(Recorded data)
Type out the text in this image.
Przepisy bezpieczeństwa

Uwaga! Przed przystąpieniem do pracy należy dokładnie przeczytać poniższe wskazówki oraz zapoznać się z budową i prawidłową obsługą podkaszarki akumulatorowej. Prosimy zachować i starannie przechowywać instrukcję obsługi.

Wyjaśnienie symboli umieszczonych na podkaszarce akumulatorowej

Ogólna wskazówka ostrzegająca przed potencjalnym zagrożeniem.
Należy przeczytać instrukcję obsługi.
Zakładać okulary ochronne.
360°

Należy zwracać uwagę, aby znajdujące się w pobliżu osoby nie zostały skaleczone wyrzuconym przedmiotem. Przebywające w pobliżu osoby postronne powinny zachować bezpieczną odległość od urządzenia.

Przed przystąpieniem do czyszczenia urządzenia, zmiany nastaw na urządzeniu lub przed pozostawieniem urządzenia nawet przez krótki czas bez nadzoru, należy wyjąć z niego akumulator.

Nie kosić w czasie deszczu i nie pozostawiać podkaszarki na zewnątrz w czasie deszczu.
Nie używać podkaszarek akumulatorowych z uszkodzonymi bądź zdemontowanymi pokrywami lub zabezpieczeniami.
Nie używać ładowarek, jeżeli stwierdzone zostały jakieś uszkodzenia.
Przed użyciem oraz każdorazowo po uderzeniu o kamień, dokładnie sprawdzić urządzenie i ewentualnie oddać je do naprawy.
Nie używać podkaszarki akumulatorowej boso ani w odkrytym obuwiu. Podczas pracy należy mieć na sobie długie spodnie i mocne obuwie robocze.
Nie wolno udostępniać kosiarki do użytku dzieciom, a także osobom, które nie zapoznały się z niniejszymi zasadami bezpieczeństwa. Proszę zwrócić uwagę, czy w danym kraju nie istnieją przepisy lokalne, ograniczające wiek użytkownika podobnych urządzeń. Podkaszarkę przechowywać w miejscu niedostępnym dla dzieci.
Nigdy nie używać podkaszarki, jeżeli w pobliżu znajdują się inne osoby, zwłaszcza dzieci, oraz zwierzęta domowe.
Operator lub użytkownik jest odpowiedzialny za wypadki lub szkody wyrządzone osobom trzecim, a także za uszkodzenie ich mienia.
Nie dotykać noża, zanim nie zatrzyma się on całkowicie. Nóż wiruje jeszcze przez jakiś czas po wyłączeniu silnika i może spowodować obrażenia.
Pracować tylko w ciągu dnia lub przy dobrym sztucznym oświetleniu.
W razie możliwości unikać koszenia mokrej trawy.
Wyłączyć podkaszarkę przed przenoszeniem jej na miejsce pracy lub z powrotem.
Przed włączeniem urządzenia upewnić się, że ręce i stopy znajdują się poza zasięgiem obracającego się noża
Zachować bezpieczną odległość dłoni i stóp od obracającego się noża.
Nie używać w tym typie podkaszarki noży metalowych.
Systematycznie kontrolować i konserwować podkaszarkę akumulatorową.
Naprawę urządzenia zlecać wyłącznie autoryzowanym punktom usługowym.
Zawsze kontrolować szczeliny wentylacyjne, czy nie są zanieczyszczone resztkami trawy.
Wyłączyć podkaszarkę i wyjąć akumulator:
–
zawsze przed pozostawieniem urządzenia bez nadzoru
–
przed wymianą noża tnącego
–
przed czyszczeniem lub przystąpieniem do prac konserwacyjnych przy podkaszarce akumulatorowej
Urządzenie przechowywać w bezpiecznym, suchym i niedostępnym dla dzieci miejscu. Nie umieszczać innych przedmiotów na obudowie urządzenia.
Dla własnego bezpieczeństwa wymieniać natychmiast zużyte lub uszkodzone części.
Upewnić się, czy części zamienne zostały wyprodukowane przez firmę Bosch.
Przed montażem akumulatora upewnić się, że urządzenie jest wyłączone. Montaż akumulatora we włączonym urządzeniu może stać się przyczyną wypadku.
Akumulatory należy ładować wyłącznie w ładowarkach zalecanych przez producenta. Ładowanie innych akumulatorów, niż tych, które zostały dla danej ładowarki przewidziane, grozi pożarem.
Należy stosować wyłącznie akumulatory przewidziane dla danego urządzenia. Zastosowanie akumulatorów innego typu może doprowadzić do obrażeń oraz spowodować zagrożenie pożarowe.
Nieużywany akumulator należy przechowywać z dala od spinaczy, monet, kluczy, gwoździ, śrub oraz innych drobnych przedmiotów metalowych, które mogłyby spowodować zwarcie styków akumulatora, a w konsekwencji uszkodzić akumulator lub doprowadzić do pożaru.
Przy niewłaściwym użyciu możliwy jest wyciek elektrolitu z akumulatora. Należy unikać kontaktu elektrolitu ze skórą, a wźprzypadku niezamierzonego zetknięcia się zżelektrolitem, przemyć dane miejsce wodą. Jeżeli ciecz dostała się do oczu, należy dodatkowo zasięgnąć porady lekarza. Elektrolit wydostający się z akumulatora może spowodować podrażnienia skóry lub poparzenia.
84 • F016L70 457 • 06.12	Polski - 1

→ **Your task**:
Set down the material above again, word for word.

→ **Exercise response**:
Type out the text in this image.
Przepisy bezpieczeństwa

Uwaga! Przed przystąpieniem do pracy należy dokładnie przeczytać poniższe wskazówki oraz zapoznać się z budową i prawidłową obsługą podkaszarki akumulatorowej. Prosimy zachować i starannie przechowywać instrukcję obsługi.

Wyjaśnienie symboli umieszczonych na podkaszarce akumulatorowej

Ogólna wskazówka ostrzegająca przed potencjalnym zagrożeniem.
Należy przeczytać instrukcję obsługi.
Zakładać okulary ochronne.
360°

Należy zwracać uwagę, aby znajdujące się w pobliżu osoby nie zostały skaleczone wyrzuconym przedmiotem. Przebywające w pobliżu osoby postronne powinny zachować bezpieczną odległość od urządzenia.

Przed przystąpieniem do czyszczenia urządzenia, zmiany nastaw na urządzeniu lub przed pozostawieniem urządzenia nawet przez krótki czas bez nadzoru, należy wyjąć z niego akumulator.

Nie kosić w czasie deszczu i nie pozostawiać podkaszarki na zewnątrz w czasie deszczu.
Nie używać podkaszarek akumulatorowych z uszkodzonymi bądź zdemontowanymi pokrywami lub zabezpieczeniami.
Nie używać ładowarek, jeżeli stwierdzone zostały jakieś uszkodzenia.
Przed użyciem oraz każdorazowo po uderzeniu o kamień, dokładnie sprawdzić urządzenie i ewentualnie oddać je do naprawy.
Nie używać podkaszarki akumulatorowej boso ani w odkrytym obuwiu. Podczas pracy należy mieć na sobie długie spodnie i mocne obuwie robocze.
Nie wolno udostępniać kosiarki do użytku dzieciom, a także osobom, które nie zapoznały się z niniejszymi zasadami bezpieczeństwa. Proszę zwrócić uwagę, czy w danym kraju nie istnieją przepisy lokalne, ograniczające wiek użytkownika podobnych urządzeń. Podkaszarkę przechowywać w miejscu niedostępnym dla dzieci.
Nigdy nie używać podkaszarki, jeżeli w pobliżu znajdują się inne osoby, zwłaszcza dzieci, oraz zwierzęta domowe.
Operator lub użytkownik jest odpowiedzialny za wypadki lub szkody wyrządzone osobom trzecim, a także za uszkodzenie ich mienia.
Nie dotykać noża, zanim nie zatrzyma się on całkowicie. Nóż wiruje jeszcze przez jakiś czas po wyłączeniu silnika i może spowodować obrażenia.
Pracować tylko w ciągu dnia lub przy dobrym sztucznym oświetleniu.
W razie możliwości unikać koszenia mokrej trawy.
Wyłączyć podkaszarkę przed przenoszeniem jej na miejsce pracy lub z powrotem.
Przed włączeniem urządzenia upewnić się, że ręce i stopy znajdują się poza zasięgiem obracającego się noża
Zachować bezpieczną odległość dłoni i stóp od obracającego się noża.
Nie używać w tym typie podkaszarki noży metalowych.
Systematycznie kontrolować i konserwować podkaszarkę akumulatorową.
Naprawę urządzenia zlecać wyłącznie autoryzowanym punktom usługowym.
Zawsze kontrolować szczeliny wentylacyjne, czy nie są zanieczyszczone resztkami trawy.
Wyłączyć podkaszarkę i wyjąć akumulator:
–
zawsze przed pozostawieniem urządzenia bez nadzoru
–
przed wymianą noża tnącego
–
przed czyszczeniem lub przystąpieniem do prac konserwacyjnych przy podkaszarce akumulatorowej
Urządzenie przechowywać w bezpiecznym, suchym i niedostępnym dla dzieci miejscu. Nie umieszczać innych przedmiotów na obudowie urządzenia.
Dla własnego bezpieczeństwa wymieniać natychmiast zużyte lub uszkodzone części.
Upewnić się, czy części zamienne zostały wyprodukowane przez firmę Bosch.
Przed montażem akumulatora upewnić się, że urządzenie jest wyłączone. Montaż akumulatora we włączonym urządzeniu może stać się przyczyną wypadku.
Akumulatory należy ładować wyłącznie w ładowarkach zalecanych przez producenta. Ładowanie innych akumulatorów, niż tych, które zostały dla danej ładowarki przewidziane, grozi pożarem.
Należy stosować wyłącznie akumulatory przewidziane dla danego urządzenia. Zastosowanie akumulatorów innego typu może doprowadzić do obrażeń oraz spowodować zagrożenie pożarowe.
Nieużywany akumulator należy przechowywać z dala od spinaczy, monet, kluczy, gwoździ, śrub oraz innych drobnych przedmiotów metalowych, które mogłyby spowodować zwarcie styków akumulatora, a w konsekwencji uszkodzić akumulator lub doprowadzić do pożaru.
Przy niewłaściwym użyciu możliwy jest wyciek elektrolitu z akumulatora. Należy unikać kontaktu elektrolitu ze skórą, a wźprzypadku niezamierzonego zetknięcia się zżelektrolitem, przemyć dane miejsce wodą. Jeżeli ciecz dostała się do oczu, należy dodatkowo zasięgnąć porady lekarza. Elektrolit wydostający się z akumulatora może spowodować podrażnienia skóry lub poparzenia.
84 • F016L70 457 • 06.12	Polski - 1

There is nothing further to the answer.